Directive: All of the material below is to be returned exactly.

Information supplied:
— START —

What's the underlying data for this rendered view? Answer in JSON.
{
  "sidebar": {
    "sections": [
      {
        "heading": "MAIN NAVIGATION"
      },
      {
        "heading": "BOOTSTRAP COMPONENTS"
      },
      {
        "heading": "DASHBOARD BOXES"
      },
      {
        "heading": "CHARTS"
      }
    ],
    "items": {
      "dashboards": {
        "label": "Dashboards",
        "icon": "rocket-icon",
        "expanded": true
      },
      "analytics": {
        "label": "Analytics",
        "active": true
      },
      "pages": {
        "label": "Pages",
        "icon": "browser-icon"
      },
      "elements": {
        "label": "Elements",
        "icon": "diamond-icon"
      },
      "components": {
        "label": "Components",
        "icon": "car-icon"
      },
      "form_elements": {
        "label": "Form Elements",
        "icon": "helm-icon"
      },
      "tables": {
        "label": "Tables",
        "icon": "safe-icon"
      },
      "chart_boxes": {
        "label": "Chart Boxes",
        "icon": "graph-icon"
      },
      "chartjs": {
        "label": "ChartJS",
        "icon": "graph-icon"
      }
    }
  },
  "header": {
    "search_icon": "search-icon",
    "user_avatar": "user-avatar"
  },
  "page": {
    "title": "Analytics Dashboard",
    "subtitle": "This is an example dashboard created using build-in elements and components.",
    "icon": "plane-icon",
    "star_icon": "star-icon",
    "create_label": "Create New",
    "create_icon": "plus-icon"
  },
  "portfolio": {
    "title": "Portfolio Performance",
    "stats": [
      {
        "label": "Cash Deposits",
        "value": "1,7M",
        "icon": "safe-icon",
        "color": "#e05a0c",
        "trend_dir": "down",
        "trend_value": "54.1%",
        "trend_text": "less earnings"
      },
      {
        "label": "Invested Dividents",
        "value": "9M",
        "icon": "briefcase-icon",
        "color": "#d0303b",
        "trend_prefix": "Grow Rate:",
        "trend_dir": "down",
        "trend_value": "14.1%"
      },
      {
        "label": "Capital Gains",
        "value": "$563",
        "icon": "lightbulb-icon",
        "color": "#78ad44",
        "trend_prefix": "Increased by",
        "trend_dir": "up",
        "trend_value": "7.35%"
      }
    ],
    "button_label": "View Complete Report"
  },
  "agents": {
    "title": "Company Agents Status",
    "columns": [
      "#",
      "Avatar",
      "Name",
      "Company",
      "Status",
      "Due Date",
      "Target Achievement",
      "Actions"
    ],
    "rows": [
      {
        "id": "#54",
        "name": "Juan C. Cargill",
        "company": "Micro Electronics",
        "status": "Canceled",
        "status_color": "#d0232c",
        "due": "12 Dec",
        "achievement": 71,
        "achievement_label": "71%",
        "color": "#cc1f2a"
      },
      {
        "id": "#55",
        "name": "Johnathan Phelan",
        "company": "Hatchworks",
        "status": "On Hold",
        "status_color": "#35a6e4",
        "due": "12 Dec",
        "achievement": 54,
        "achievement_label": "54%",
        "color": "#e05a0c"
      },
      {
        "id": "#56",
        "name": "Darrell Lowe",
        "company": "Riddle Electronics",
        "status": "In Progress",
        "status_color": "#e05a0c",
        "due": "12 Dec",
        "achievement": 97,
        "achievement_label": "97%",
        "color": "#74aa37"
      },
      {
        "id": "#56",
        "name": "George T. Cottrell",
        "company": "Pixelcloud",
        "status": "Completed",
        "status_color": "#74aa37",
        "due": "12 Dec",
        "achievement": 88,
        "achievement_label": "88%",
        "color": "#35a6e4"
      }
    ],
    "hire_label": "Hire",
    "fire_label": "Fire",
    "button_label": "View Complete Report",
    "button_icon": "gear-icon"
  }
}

— END —

Correct answer:
What's the underlying data for this rendered view? Answer in JSON.
{
  "sidebar": {
    "sections": [
      {
        "heading": "MAIN NAVIGATION"
      },
      {
        "heading": "BOOTSTRAP COMPONENTS"
      },
      {
        "heading": "DASHBOARD BOXES"
      },
      {
        "heading": "CHARTS"
      }
    ],
    "items": {
      "dashboards": {
        "label": "Dashboards",
        "icon": "rocket-icon",
        "expanded": true
      },
      "analytics": {
        "label": "Analytics",
        "active": true
      },
      "pages": {
        "label": "Pages",
        "icon": "browser-icon"
      },
      "elements": {
        "label": "Elements",
        "icon": "diamond-icon"
      },
      "components": {
        "label": "Components",
        "icon": "car-icon"
      },
      "form_elements": {
        "label": "Form Elements",
        "icon": "helm-icon"
      },
      "tables": {
        "label": "Tables",
        "icon": "safe-icon"
      },
      "chart_boxes": {
        "label": "Chart Boxes",
        "icon": "graph-icon"
      },
      "chartjs": {
        "label": "ChartJS",
        "icon": "graph-icon"
      }
    }
  },
  "header": {
    "search_icon": "search-icon",
    "user_avatar": "user-avatar"
  },
  "page": {
    "title": "Analytics Dashboard",
    "subtitle": "This is an example dashboard created using build-in elements and components.",
    "icon": "plane-icon",
    "star_icon": "star-icon",
    "create_label": "Create New",
    "create_icon": "plus-icon"
  },
  "portfolio": {
    "title": "Portfolio Performance",
    "stats": [
      {
        "label": "Cash Deposits",
        "value": "1,7M",
        "icon": "safe-icon",
        "color": "#e05a0c",
        "trend_dir": "down",
        "trend_value": "54.1%",
        "trend_text": "less earnings"
      },
      {
        "label": "Invested Dividents",
        "value": "9M",
        "icon": "briefcase-icon",
        "color": "#d0303b",
        "trend_prefix": "Grow Rate:",
        "trend_dir": "down",
        "trend_value": "14.1%"
      },
      {
        "label": "Capital Gains",
        "value": "$563",
        "icon": "lightbulb-icon",
        "color": "#78ad44",
        "trend_prefix": "Increased by",
        "trend_dir": "up",
        "trend_value": "7.35%"
      }
    ],
    "button_label": "View Complete Report"
  },
  "agents": {
    "title": "Company Agents Status",
    "columns": [
      "#",
      "Avatar",
      "Name",
      "Company",
      "Status",
      "Due Date",
      "Target Achievement",
      "Actions"
    ],
    "rows": [
      {
        "id": "#54",
        "name": "Juan C. Cargill",
        "company": "Micro Electronics",
        "status": "Canceled",
        "status_color": "#d0232c",
        "due": "12 Dec",
        "achievement": 71,
        "achievement_label": "71%",
        "color": "#cc1f2a"
      },
      {
        "id": "#55",
        "name": "Johnathan Phelan",
        "company": "Hatchworks",
        "status": "On Hold",
        "status_color": "#35a6e4",
        "due": "12 Dec",
        "achievement": 54,
        "achievement_label": "54%",
        "color": "#e05a0c"
      },
      {
        "id": "#56",
        "name": "Darrell Lowe",
        "company": "Riddle Electronics",
        "status": "In Progress",
        "status_color": "#e05a0c",
        "due": "12 Dec",
        "achievement": 97,
        "achievement_label": "97%",
        "color": "#74aa37"
      },
      {
        "id": "#56",
        "name": "George T. Cottrell",
        "company": "Pixelcloud",
        "status": "Completed",
        "status_color": "#74aa37",
        "due": "12 Dec",
        "achievement": 88,
        "achievement_label": "88%",
        "color": "#35a6e4"
      }
    ],
    "hire_label": "Hire",
    "fire_label": "Fire",
    "button_label": "View Complete Report",
    "button_icon": "gear-icon"
  }
}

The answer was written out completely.